- TO DO: Leave every picture out and write out the records below exactly.

━━ RECORDS SUPPLIED ━━

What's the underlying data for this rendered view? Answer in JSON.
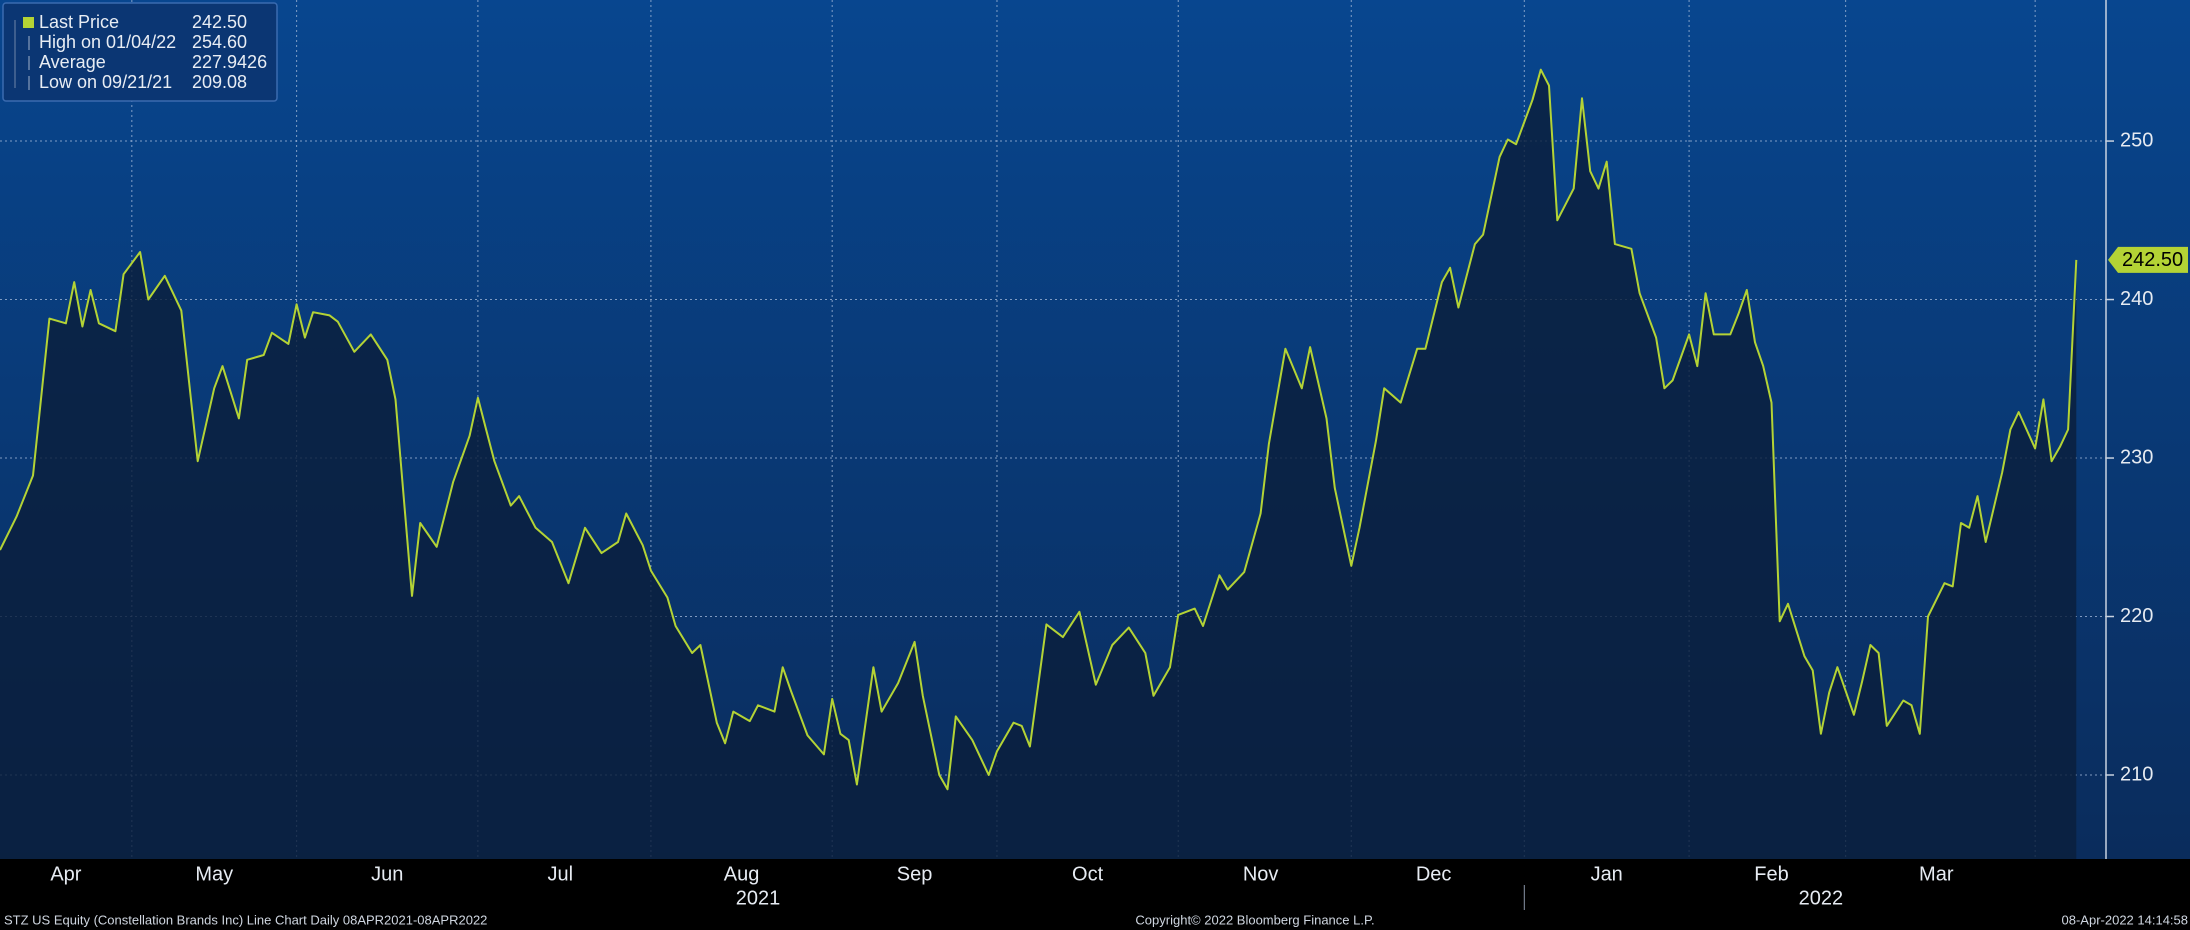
{
  "chart_data": {
    "type": "line",
    "legend": [
      {
        "label": "Last Price",
        "value": "242.50"
      },
      {
        "label": "High on 01/04/22",
        "value": "254.60"
      },
      {
        "label": "Average",
        "value": "227.9426"
      },
      {
        "label": "Low on 09/21/21",
        "value": "209.08"
      }
    ],
    "series": [
      {
        "name": "Last Price",
        "color": "#b4d335",
        "x": [
          0,
          2,
          4,
          6,
          8,
          9,
          10,
          11,
          12,
          14,
          15,
          17,
          18,
          20,
          22,
          24,
          26,
          27,
          29,
          30,
          32,
          33,
          35,
          36,
          37,
          38,
          40,
          41,
          43,
          45,
          47,
          48,
          50,
          51,
          53,
          55,
          57,
          58,
          59,
          60,
          62,
          63,
          65,
          67,
          69,
          71,
          73,
          75,
          76,
          78,
          79,
          81,
          82,
          84,
          85,
          87,
          88,
          89,
          91,
          92,
          94,
          95,
          96,
          98,
          100,
          101,
          102,
          103,
          104,
          106,
          107,
          109,
          111,
          112,
          114,
          115,
          116,
          118,
          120,
          121,
          123,
          124,
          125,
          127,
          129,
          131,
          133,
          135,
          137,
          139,
          140,
          142,
          143,
          145,
          146,
          148,
          149,
          151,
          153,
          154,
          156,
          158,
          159,
          161,
          162,
          164,
          165,
          167,
          168,
          170,
          172,
          173,
          175,
          176,
          177,
          179,
          180,
          182,
          183,
          184,
          186,
          187,
          188,
          189,
          191,
          192,
          193,
          194,
          195,
          196,
          198,
          199,
          201,
          202,
          203,
          205,
          206,
          207,
          208,
          210,
          211,
          212,
          213,
          214,
          215,
          216,
          217,
          219,
          220,
          221,
          222,
          223,
          225,
          226,
          227,
          228,
          229,
          231,
          232,
          233,
          234,
          236,
          237,
          238,
          239,
          240,
          241,
          243,
          244,
          245,
          247,
          248,
          249,
          250,
          251,
          252
        ],
        "values": [
          224.2,
          226.3,
          228.9,
          238.8,
          238.5,
          241.1,
          238.3,
          240.6,
          238.5,
          238.0,
          241.6,
          243.0,
          240.0,
          241.5,
          239.3,
          229.8,
          234.4,
          235.8,
          232.5,
          236.2,
          236.5,
          237.9,
          237.2,
          239.7,
          237.6,
          239.2,
          239.0,
          238.6,
          236.7,
          237.8,
          236.2,
          233.7,
          221.3,
          225.9,
          224.4,
          228.5,
          231.4,
          233.8,
          231.8,
          229.8,
          227.0,
          227.6,
          225.6,
          224.7,
          222.1,
          225.6,
          224.0,
          224.7,
          226.5,
          224.5,
          222.9,
          221.2,
          219.4,
          217.7,
          218.2,
          213.3,
          212.0,
          214.0,
          213.4,
          214.4,
          214.0,
          216.8,
          215.3,
          212.5,
          211.3,
          214.8,
          212.6,
          212.2,
          209.4,
          216.8,
          214.0,
          215.8,
          218.4,
          215.0,
          210.0,
          209.1,
          213.7,
          212.2,
          210.0,
          211.5,
          213.3,
          213.1,
          211.8,
          219.5,
          218.7,
          220.3,
          215.7,
          218.2,
          219.3,
          217.7,
          215.0,
          216.8,
          220.1,
          220.5,
          219.4,
          222.6,
          221.7,
          222.8,
          226.5,
          230.9,
          236.9,
          234.4,
          237.0,
          232.5,
          228.1,
          223.2,
          225.6,
          231.1,
          234.4,
          233.5,
          236.9,
          236.9,
          241.1,
          242.0,
          239.5,
          243.5,
          244.1,
          249.0,
          250.1,
          249.8,
          252.6,
          254.5,
          253.5,
          245.0,
          247.0,
          252.7,
          248.1,
          247.0,
          248.7,
          243.5,
          243.2,
          240.4,
          237.6,
          234.4,
          234.9,
          237.8,
          235.8,
          240.4,
          237.8,
          237.8,
          239.1,
          240.6,
          237.3,
          235.8,
          233.5,
          219.7,
          220.8,
          217.5,
          216.6,
          212.6,
          215.2,
          216.8,
          213.8,
          215.9,
          218.2,
          217.7,
          213.1,
          214.7,
          214.4,
          212.6,
          220.0,
          222.1,
          221.9,
          225.9,
          225.6,
          227.6,
          224.7,
          229.1,
          231.8,
          232.9,
          230.6,
          233.7,
          229.8,
          230.7,
          231.8,
          242.5
        ]
      }
    ],
    "xlim": [
      0,
      255.6
    ],
    "ylim": [
      204.7,
      258.9
    ],
    "yticks": [
      210,
      220,
      230,
      240,
      250
    ],
    "grid": true,
    "month_boundaries": [
      16,
      36,
      58,
      79,
      101,
      121,
      143,
      164,
      185,
      205,
      224,
      247
    ],
    "xticks": [
      {
        "value": 8,
        "label": "Apr"
      },
      {
        "value": 26,
        "label": "May"
      },
      {
        "value": 47,
        "label": "Jun"
      },
      {
        "value": 68,
        "label": "Jul"
      },
      {
        "value": 90,
        "label": "Aug"
      },
      {
        "value": 111,
        "label": "Sep"
      },
      {
        "value": 132,
        "label": "Oct"
      },
      {
        "value": 153,
        "label": "Nov"
      },
      {
        "value": 174,
        "label": "Dec"
      },
      {
        "value": 195,
        "label": "Jan"
      },
      {
        "value": 215,
        "label": "Feb"
      },
      {
        "value": 235,
        "label": "Mar"
      }
    ],
    "year_ticks": [
      {
        "value": 92,
        "label": "2021"
      },
      {
        "value": 221,
        "label": "2022"
      }
    ],
    "year_divider": 185,
    "footer_left": "STZ US Equity (Constellation Brands Inc) Line Chart  Daily 08APR2021-08APR2022",
    "footer_center": "Copyright© 2022 Bloomberg Finance L.P.",
    "footer_right": "08-Apr-2022 14:14:58"
  }
}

━━━

- ANSWER IN FULL:
What's the underlying data for this rendered view? Answer in JSON.
{
  "chart_data": {
    "type": "line",
    "legend": [
      {
        "label": "Last Price",
        "value": "242.50"
      },
      {
        "label": "High on 01/04/22",
        "value": "254.60"
      },
      {
        "label": "Average",
        "value": "227.9426"
      },
      {
        "label": "Low on 09/21/21",
        "value": "209.08"
      }
    ],
    "series": [
      {
        "name": "Last Price",
        "color": "#b4d335",
        "x": [
          0,
          2,
          4,
          6,
          8,
          9,
          10,
          11,
          12,
          14,
          15,
          17,
          18,
          20,
          22,
          24,
          26,
          27,
          29,
          30,
          32,
          33,
          35,
          36,
          37,
          38,
          40,
          41,
          43,
          45,
          47,
          48,
          50,
          51,
          53,
          55,
          57,
          58,
          59,
          60,
          62,
          63,
          65,
          67,
          69,
          71,
          73,
          75,
          76,
          78,
          79,
          81,
          82,
          84,
          85,
          87,
          88,
          89,
          91,
          92,
          94,
          95,
          96,
          98,
          100,
          101,
          102,
          103,
          104,
          106,
          107,
          109,
          111,
          112,
          114,
          115,
          116,
          118,
          120,
          121,
          123,
          124,
          125,
          127,
          129,
          131,
          133,
          135,
          137,
          139,
          140,
          142,
          143,
          145,
          146,
          148,
          149,
          151,
          153,
          154,
          156,
          158,
          159,
          161,
          162,
          164,
          165,
          167,
          168,
          170,
          172,
          173,
          175,
          176,
          177,
          179,
          180,
          182,
          183,
          184,
          186,
          187,
          188,
          189,
          191,
          192,
          193,
          194,
          195,
          196,
          198,
          199,
          201,
          202,
          203,
          205,
          206,
          207,
          208,
          210,
          211,
          212,
          213,
          214,
          215,
          216,
          217,
          219,
          220,
          221,
          222,
          223,
          225,
          226,
          227,
          228,
          229,
          231,
          232,
          233,
          234,
          236,
          237,
          238,
          239,
          240,
          241,
          243,
          244,
          245,
          247,
          248,
          249,
          250,
          251,
          252
        ],
        "values": [
          224.2,
          226.3,
          228.9,
          238.8,
          238.5,
          241.1,
          238.3,
          240.6,
          238.5,
          238.0,
          241.6,
          243.0,
          240.0,
          241.5,
          239.3,
          229.8,
          234.4,
          235.8,
          232.5,
          236.2,
          236.5,
          237.9,
          237.2,
          239.7,
          237.6,
          239.2,
          239.0,
          238.6,
          236.7,
          237.8,
          236.2,
          233.7,
          221.3,
          225.9,
          224.4,
          228.5,
          231.4,
          233.8,
          231.8,
          229.8,
          227.0,
          227.6,
          225.6,
          224.7,
          222.1,
          225.6,
          224.0,
          224.7,
          226.5,
          224.5,
          222.9,
          221.2,
          219.4,
          217.7,
          218.2,
          213.3,
          212.0,
          214.0,
          213.4,
          214.4,
          214.0,
          216.8,
          215.3,
          212.5,
          211.3,
          214.8,
          212.6,
          212.2,
          209.4,
          216.8,
          214.0,
          215.8,
          218.4,
          215.0,
          210.0,
          209.1,
          213.7,
          212.2,
          210.0,
          211.5,
          213.3,
          213.1,
          211.8,
          219.5,
          218.7,
          220.3,
          215.7,
          218.2,
          219.3,
          217.7,
          215.0,
          216.8,
          220.1,
          220.5,
          219.4,
          222.6,
          221.7,
          222.8,
          226.5,
          230.9,
          236.9,
          234.4,
          237.0,
          232.5,
          228.1,
          223.2,
          225.6,
          231.1,
          234.4,
          233.5,
          236.9,
          236.9,
          241.1,
          242.0,
          239.5,
          243.5,
          244.1,
          249.0,
          250.1,
          249.8,
          252.6,
          254.5,
          253.5,
          245.0,
          247.0,
          252.7,
          248.1,
          247.0,
          248.7,
          243.5,
          243.2,
          240.4,
          237.6,
          234.4,
          234.9,
          237.8,
          235.8,
          240.4,
          237.8,
          237.8,
          239.1,
          240.6,
          237.3,
          235.8,
          233.5,
          219.7,
          220.8,
          217.5,
          216.6,
          212.6,
          215.2,
          216.8,
          213.8,
          215.9,
          218.2,
          217.7,
          213.1,
          214.7,
          214.4,
          212.6,
          220.0,
          222.1,
          221.9,
          225.9,
          225.6,
          227.6,
          224.7,
          229.1,
          231.8,
          232.9,
          230.6,
          233.7,
          229.8,
          230.7,
          231.8,
          242.5
        ]
      }
    ],
    "xlim": [
      0,
      255.6
    ],
    "ylim": [
      204.7,
      258.9
    ],
    "yticks": [
      210,
      220,
      230,
      240,
      250
    ],
    "grid": true,
    "month_boundaries": [
      16,
      36,
      58,
      79,
      101,
      121,
      143,
      164,
      185,
      205,
      224,
      247
    ],
    "xticks": [
      {
        "value": 8,
        "label": "Apr"
      },
      {
        "value": 26,
        "label": "May"
      },
      {
        "value": 47,
        "label": "Jun"
      },
      {
        "value": 68,
        "label": "Jul"
      },
      {
        "value": 90,
        "label": "Aug"
      },
      {
        "value": 111,
        "label": "Sep"
      },
      {
        "value": 132,
        "label": "Oct"
      },
      {
        "value": 153,
        "label": "Nov"
      },
      {
        "value": 174,
        "label": "Dec"
      },
      {
        "value": 195,
        "label": "Jan"
      },
      {
        "value": 215,
        "label": "Feb"
      },
      {
        "value": 235,
        "label": "Mar"
      }
    ],
    "year_ticks": [
      {
        "value": 92,
        "label": "2021"
      },
      {
        "value": 221,
        "label": "2022"
      }
    ],
    "year_divider": 185,
    "footer_left": "STZ US Equity (Constellation Brands Inc) Line Chart  Daily 08APR2021-08APR2022",
    "footer_center": "Copyright© 2022 Bloomberg Finance L.P.",
    "footer_right": "08-Apr-2022 14:14:58"
  }
}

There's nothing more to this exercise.